Exercise –
Assemble all lines in which the string "Tobacco" appears.

Extracted data –
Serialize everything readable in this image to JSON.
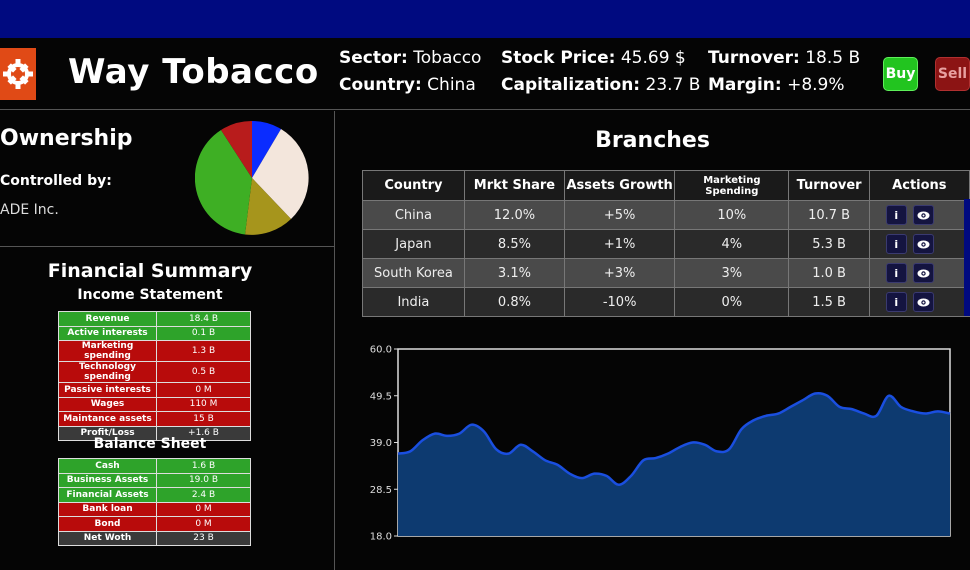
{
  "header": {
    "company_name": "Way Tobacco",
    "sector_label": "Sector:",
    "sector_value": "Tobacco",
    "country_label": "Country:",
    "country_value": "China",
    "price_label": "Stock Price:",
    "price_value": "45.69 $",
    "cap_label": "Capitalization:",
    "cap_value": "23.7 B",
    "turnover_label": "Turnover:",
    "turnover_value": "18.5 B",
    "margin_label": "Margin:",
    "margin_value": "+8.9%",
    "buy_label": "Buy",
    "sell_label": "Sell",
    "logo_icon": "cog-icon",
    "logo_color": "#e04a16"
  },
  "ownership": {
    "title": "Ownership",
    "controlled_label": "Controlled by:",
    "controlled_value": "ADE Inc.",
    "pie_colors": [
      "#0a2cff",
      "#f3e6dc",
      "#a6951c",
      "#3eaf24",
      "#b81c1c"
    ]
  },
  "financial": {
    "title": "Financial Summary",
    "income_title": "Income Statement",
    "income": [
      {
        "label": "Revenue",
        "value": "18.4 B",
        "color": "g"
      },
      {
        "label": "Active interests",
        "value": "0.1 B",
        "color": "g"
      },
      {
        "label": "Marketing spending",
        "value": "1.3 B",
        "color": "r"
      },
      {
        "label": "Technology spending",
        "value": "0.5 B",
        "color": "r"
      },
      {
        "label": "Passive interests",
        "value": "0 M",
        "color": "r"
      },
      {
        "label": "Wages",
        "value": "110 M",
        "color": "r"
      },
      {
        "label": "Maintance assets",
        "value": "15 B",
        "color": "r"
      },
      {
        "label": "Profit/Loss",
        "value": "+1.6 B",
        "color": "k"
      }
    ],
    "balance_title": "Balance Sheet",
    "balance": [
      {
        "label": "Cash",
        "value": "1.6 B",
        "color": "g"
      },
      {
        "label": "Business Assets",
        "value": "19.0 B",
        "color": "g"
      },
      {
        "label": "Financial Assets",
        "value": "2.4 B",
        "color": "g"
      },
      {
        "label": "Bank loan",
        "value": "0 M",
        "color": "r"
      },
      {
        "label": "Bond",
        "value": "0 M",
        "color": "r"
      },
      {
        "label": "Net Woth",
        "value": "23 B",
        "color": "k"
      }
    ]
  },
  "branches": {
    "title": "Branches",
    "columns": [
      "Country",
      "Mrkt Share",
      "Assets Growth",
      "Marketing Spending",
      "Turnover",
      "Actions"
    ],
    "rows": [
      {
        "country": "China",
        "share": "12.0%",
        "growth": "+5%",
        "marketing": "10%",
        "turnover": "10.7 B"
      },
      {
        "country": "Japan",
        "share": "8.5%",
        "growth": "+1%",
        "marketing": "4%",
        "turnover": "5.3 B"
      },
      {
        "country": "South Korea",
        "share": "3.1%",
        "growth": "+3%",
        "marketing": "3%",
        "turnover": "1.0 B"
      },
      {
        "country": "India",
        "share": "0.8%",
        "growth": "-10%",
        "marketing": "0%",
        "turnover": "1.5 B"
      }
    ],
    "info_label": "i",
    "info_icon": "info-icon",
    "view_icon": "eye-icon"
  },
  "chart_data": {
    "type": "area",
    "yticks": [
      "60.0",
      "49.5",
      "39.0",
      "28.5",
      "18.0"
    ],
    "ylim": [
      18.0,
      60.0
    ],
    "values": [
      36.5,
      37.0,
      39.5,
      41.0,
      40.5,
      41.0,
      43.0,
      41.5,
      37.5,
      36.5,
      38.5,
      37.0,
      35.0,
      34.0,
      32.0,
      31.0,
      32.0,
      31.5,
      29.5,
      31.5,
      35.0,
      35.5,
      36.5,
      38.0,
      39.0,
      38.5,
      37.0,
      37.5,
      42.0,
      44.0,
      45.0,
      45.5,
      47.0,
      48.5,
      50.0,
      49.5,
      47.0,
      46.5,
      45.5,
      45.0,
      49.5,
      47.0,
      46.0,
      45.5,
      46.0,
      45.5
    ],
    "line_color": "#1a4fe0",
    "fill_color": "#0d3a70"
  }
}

Correct answer –
    "company_name": "Way Tobacco",
    "sector_value": "Tobacco",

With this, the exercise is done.